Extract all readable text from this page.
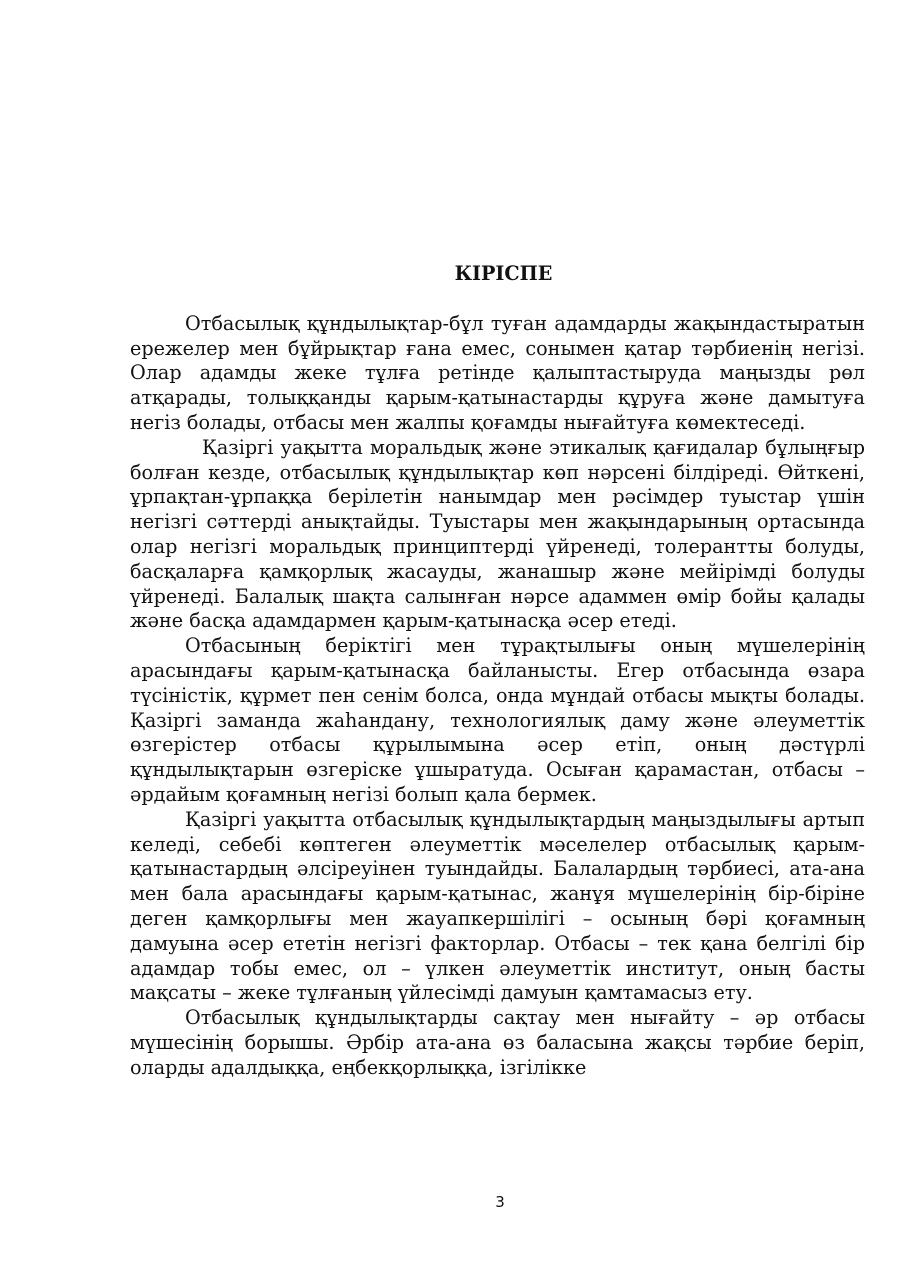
КІРІСПЕ

Отбасылық құндылықтар-бұл туған адамдарды жақындастыратын ережелер мен бұйрықтар ғана емес, сонымен қатар тәрбиенің негізі. Олар адамды жеке тұлға ретінде қалыптастыруда маңызды рөл атқарады, толыққанды қарым-қатынастарды құруға және дамытуға негіз болады, отбасы мен жалпы қоғамды нығайтуға көмектеседі.

Қазіргі уақытта моральдық және этикалық қағидалар бұлыңғыр болған кезде, отбасылық құндылықтар көп нәрсені білдіреді. Өйткені, ұрпақтан-ұрпаққа берілетін нанымдар мен рәсімдер туыстар үшін негізгі сәттерді анықтайды. Туыстары мен жақындарының ортасында олар негізгі моральдық принциптерді үйренеді, толерантты болуды, басқаларға қамқорлық жасауды, жанашыр және мейірімді болуды үйренеді. Балалық шақта салынған нәрсе адаммен өмір бойы қалады және басқа адамдармен қарым-қатынасқа әсер етеді.

Отбасының беріктігі мен тұрақтылығы оның мүшелерінің арасындағы қарым-қатынасқа байланысты. Егер отбасында өзара түсіністік, құрмет пен сенім болса, онда мұндай отбасы мықты болады. Қазіргі заманда жаһандану, технологиялық даму және әлеуметтік өзгерістер отбасы құрылымына әсер етіп, оның дәстүрлі құндылықтарын өзгеріске ұшыратуда. Осыған қарамастан, отбасы – әрдайым қоғамның негізі болып қала бермек.

Қазіргі уақытта отбасылық құндылықтардың маңыздылығы артып келеді, себебі көптеген әлеуметтік мәселелер отбасылық қарым-қатынастардың әлсіреуінен туындайды. Балалардың тәрбиесі, ата-ана мен бала арасындағы қарым-қатынас, жанұя мүшелерінің бір-біріне деген қамқорлығы мен жауапкершілігі – осының бәрі қоғамның дамуына әсер ететін негізгі факторлар. Отбасы – тек қана белгілі бір адамдар тобы емес, ол – үлкен әлеуметтік институт, оның басты мақсаты – жеке тұлғаның үйлесімді дамуын қамтамасыз ету.

Отбасылық құндылықтарды сақтау мен нығайту – әр отбасы мүшесінің борышы. Әрбір ата-ана өз баласына жақсы тәрбие беріп, оларды адалдыққа, еңбекқорлыққа, ізгілікке

3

**Given task:** Give every record back exactly as it reads, with no images.

**Task output:**
Extract all readable text from this page.
КІРІСПЕ

Отбасылық құндылықтар-бұл туған адамдарды жақындастыратын ережелер мен бұйрықтар ғана емес, сонымен қатар тәрбиенің негізі. Олар адамды жеке тұлға ретінде қалыптастыруда маңызды рөл атқарады, толыққанды қарым-қатынастарды құруға және дамытуға негіз болады, отбасы мен жалпы қоғамды нығайтуға көмектеседі.

Қазіргі уақытта моральдық және этикалық қағидалар бұлыңғыр болған кезде, отбасылық құндылықтар көп нәрсені білдіреді. Өйткені, ұрпақтан-ұрпаққа берілетін нанымдар мен рәсімдер туыстар үшін негізгі сәттерді анықтайды. Туыстары мен жақындарының ортасында олар негізгі моральдық принциптерді үйренеді, толерантты болуды, басқаларға қамқорлық жасауды, жанашыр және мейірімді болуды үйренеді. Балалық шақта салынған нәрсе адаммен өмір бойы қалады және басқа адамдармен қарым-қатынасқа әсер етеді.

Отбасының беріктігі мен тұрақтылығы оның мүшелерінің арасындағы қарым-қатынасқа байланысты. Егер отбасында өзара түсіністік, құрмет пен сенім болса, онда мұндай отбасы мықты болады. Қазіргі заманда жаһандану, технологиялық даму және әлеуметтік өзгерістер отбасы құрылымына әсер етіп, оның дәстүрлі құндылықтарын өзгеріске ұшыратуда. Осыған қарамастан, отбасы – әрдайым қоғамның негізі болып қала бермек.

Қазіргі уақытта отбасылық құндылықтардың маңыздылығы артып келеді, себебі көптеген әлеуметтік мәселелер отбасылық қарым-қатынастардың әлсіреуінен туындайды. Балалардың тәрбиесі, ата-ана мен бала арасындағы қарым-қатынас, жанұя мүшелерінің бір-біріне деген қамқорлығы мен жауапкершілігі – осының бәрі қоғамның дамуына әсер ететін негізгі факторлар. Отбасы – тек қана белгілі бір адамдар тобы емес, ол – үлкен әлеуметтік институт, оның басты мақсаты – жеке тұлғаның үйлесімді дамуын қамтамасыз ету.

Отбасылық құндылықтарды сақтау мен нығайту – әр отбасы мүшесінің борышы. Әрбір ата-ана өз баласына жақсы тәрбие беріп, оларды адалдыққа, еңбекқорлыққа, ізгілікке

3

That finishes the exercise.